- [Actions to take]:
• A. In the text below about the Shroud of Turin, shorten the paragraph beginning "In fact, I first heard about the Shroud" and keep its main facts.
• B. Continue the Shroud of Turin text below from its last line onward.

Holy Mass celebrated before the Shroud of Turin,
Photography by Mark Armstrong


I have been blessed to pray and attend Mass before the Holy Shroud of Turin in both 2010 and 2015.

Today, The Holy Shroud or La Santa Sindone is out of public view at Duomo di Torino; Cattedrale di San Giovanni Battista or the St. John the Baptist Cathedral in Turin (Torino), Italy. There are no scheduled public exhibitions. Never did I imagine I would be among the two million pilgrims who came from all over the world to look at the Man in the Shroud on two occasions.

In 2010, our fourteen-year-old daughter Teresa and two of her friends accompanied me.

And in 2015, Teresa came back with four of her brothers and sister, along with Patti, my bride of thirty-five years.

In fact, I first heard about the Shroud the year Patti and I were married in 1981. Since then, I have dug deep into the mystery, history and science of this remarkable relic that has been venerated for centuries. Over the years I have read and learn much about The Shroud and one other remarkable Church relic the Sudarium of Oviedo, believed by many to be the Facecloth that covered our Savior’s head from the Cross to the Tomb.

In the years since my original trip to Turin, Italy, I have spoken before schools and groups with a PowerPoint presentation that delves into what this enigmatic image on this ancient cloth tells us about the sufferings of Jesus Christ. While the presentation is available on YouTube, I cannot get into much of the remarkable details in thirty to sixty minutes. So for those who like longer stories or articles, feel free to keep reading. Or, if you want skip to the end for greater resources than this article on what I know about The Holy Shroud of Turin.

What is known about the Shroud of Turin?

- [Dataset excerpt]:
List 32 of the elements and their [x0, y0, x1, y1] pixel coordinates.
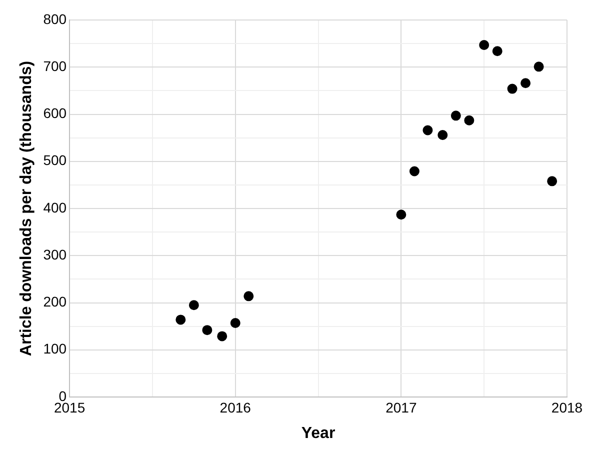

- [Per-task answers]:
• A. I first heard of the Shroud in 1981, the year Patti and I married. Since then I have studied the mystery, history and science of this relic, venerated for centuries, and of one other: the Sudarium of Oviedo, which many believe is the facecloth that covered the Savior's head from the Cross to the Tomb.

• B.
The Shroud of Turin, Photography by Mark Armstrong

The Shroud of Turin,
Photography by Mark Armstrong


For those who are a little unsure of what the “Shroud of Turin” is, let me give you a very basic description and the rest of the article will tell you what I have learned in the last thirty-five years. The Shroud is a gruesome reversed photograph of a man murdered on a cross. As Catholics, we would never have to believe that Shroud is truly the one placed on Our Lord when he was prepared for the tomb on Good Friday. The Church is careful not to give an outright endorsement—no more than it would to any other of its treasured relics. And yet when Pope Benedict XVI himself paid a visit to Turin in 2010, he remarked that the Shroud is an icon, “written with the blood of a crucified man in full correspondence with what the Gospels tell us of Jesus.”

Similarly, when Pope Francis venerated this ancient relic silently in prayer for several minutes and then he commented at the Mass in 2015, “The icon of this love is the Shroud that directs people toward the face of every suffering and unjustly persecuted person.”

Are there other burial cloths?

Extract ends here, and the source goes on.